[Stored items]

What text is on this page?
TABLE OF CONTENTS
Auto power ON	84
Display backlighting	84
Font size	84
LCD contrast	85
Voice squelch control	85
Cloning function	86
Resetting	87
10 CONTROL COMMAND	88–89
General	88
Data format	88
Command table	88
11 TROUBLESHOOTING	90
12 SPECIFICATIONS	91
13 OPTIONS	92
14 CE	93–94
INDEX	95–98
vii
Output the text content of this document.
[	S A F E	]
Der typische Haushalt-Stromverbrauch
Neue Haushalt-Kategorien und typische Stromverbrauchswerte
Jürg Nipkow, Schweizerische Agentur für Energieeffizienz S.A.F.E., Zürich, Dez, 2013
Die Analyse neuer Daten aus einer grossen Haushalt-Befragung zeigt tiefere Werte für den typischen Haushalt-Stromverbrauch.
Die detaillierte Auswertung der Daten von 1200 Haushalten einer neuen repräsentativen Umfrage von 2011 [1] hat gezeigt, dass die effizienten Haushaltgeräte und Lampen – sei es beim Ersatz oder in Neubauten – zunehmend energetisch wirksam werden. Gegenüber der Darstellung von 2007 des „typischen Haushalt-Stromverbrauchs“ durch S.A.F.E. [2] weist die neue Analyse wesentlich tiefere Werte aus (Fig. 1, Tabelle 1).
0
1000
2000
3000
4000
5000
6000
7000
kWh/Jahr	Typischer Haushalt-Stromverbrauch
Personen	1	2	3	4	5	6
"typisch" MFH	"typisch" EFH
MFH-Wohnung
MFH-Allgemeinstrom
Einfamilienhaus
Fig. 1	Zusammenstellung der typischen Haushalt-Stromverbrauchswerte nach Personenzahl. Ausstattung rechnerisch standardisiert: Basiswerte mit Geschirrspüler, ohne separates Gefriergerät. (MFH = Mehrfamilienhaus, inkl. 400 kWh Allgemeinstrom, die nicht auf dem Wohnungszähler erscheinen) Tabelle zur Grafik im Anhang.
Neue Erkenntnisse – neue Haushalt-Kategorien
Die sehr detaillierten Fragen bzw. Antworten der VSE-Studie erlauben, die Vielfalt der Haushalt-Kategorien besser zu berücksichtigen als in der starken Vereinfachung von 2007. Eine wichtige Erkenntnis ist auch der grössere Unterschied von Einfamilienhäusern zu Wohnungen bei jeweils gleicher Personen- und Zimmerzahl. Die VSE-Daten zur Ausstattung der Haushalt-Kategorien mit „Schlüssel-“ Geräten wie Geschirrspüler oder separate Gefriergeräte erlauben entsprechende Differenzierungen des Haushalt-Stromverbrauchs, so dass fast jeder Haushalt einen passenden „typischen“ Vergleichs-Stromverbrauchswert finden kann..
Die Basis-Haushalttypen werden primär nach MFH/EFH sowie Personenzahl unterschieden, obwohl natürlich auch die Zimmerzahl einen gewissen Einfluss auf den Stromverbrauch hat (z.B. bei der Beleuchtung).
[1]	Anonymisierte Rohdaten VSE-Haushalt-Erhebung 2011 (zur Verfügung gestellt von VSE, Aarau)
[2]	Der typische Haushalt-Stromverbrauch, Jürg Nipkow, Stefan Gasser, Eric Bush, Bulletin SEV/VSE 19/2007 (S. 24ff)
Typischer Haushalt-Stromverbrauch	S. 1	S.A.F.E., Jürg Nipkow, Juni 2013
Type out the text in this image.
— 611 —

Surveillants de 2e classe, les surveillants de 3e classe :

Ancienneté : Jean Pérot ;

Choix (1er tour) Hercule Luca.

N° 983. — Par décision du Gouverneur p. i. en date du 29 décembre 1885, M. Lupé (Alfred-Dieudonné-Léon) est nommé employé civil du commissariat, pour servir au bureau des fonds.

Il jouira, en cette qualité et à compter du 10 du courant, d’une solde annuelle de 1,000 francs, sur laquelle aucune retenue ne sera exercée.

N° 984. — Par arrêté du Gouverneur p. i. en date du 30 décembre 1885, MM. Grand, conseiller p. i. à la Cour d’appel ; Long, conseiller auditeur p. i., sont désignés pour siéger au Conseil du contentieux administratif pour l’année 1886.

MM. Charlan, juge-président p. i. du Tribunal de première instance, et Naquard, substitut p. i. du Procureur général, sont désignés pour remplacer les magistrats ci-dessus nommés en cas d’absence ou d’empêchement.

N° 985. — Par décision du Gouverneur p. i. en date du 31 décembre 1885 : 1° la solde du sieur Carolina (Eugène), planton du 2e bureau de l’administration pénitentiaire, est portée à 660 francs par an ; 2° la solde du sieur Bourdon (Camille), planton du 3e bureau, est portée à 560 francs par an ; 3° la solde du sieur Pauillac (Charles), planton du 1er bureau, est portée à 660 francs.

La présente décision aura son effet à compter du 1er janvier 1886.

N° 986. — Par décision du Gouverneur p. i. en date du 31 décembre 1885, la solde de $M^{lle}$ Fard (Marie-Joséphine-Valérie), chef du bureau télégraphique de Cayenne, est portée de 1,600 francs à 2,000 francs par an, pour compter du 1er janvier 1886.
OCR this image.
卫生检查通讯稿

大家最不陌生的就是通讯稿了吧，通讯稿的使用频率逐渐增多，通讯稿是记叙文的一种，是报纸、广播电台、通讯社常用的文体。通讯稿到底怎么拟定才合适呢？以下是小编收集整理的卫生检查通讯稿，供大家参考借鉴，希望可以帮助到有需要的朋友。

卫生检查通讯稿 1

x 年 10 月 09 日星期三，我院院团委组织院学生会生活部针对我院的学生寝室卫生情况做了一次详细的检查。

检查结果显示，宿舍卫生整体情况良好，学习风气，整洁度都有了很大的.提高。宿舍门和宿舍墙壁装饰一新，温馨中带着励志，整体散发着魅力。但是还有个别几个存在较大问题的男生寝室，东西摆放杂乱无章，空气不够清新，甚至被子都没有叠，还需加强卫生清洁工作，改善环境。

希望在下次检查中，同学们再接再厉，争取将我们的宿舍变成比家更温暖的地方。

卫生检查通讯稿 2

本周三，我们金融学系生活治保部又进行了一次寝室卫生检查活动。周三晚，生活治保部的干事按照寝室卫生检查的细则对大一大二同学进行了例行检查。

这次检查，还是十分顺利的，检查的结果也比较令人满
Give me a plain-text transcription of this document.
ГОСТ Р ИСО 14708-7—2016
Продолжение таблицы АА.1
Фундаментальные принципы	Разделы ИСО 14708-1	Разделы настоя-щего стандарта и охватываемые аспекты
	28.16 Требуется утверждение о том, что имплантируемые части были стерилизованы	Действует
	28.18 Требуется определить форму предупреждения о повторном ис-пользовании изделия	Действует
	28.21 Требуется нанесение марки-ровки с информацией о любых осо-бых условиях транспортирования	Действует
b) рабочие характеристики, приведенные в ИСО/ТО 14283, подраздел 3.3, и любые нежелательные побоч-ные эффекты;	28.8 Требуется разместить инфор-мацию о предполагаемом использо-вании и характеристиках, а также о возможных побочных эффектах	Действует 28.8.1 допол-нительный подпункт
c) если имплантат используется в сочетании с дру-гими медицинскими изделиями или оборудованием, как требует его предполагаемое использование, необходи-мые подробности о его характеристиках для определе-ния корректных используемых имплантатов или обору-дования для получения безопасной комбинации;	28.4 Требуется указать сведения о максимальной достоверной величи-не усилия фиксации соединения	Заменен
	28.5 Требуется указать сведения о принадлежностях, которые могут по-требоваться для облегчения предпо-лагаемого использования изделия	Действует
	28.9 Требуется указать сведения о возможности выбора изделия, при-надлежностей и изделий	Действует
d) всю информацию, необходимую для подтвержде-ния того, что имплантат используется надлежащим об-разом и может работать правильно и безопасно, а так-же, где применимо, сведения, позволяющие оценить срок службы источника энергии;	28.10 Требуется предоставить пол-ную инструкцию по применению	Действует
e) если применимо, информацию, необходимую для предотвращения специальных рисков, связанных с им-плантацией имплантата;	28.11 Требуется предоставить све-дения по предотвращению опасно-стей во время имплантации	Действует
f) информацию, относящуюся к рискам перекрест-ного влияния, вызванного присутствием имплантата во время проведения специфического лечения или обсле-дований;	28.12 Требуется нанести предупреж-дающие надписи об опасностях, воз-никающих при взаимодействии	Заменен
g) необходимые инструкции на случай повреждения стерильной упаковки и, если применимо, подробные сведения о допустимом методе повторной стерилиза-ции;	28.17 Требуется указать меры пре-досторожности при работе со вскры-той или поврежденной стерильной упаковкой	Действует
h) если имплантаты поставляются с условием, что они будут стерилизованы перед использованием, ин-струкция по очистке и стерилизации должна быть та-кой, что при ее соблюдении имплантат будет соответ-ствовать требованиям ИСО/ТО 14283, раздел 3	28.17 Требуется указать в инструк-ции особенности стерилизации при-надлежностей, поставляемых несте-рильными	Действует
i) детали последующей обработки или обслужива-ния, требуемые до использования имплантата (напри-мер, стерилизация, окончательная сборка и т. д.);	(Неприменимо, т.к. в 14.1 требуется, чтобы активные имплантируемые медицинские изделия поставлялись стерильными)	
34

→ **Given instruction**
Check each line of the entries for the string "характеристиках". Copy the lines that have it.

→ **Solution to the problem**
b) рабочие характеристики, приведенные в ИСО/ТО 14283, подраздел 3.3, и любые нежелательные побоч-ные эффекты;	28.8 Требуется разместить инфор-мацию о предполагаемом использо-вании и характеристиках, а также о возможных побочных эффектах	Действует 28.8.1 допол-нительный подпункт
c) если имплантат используется в сочетании с дру-гими медицинскими изделиями или оборудованием, как требует его предполагаемое использование, необходи-мые подробности о его характеристиках для определе-ния корректных используемых имплантатов или обору-дования для получения безопасной комбинации;	28.4 Требуется указать сведения о максимальной достоверной величи-не усилия фиксации соединения	Заменен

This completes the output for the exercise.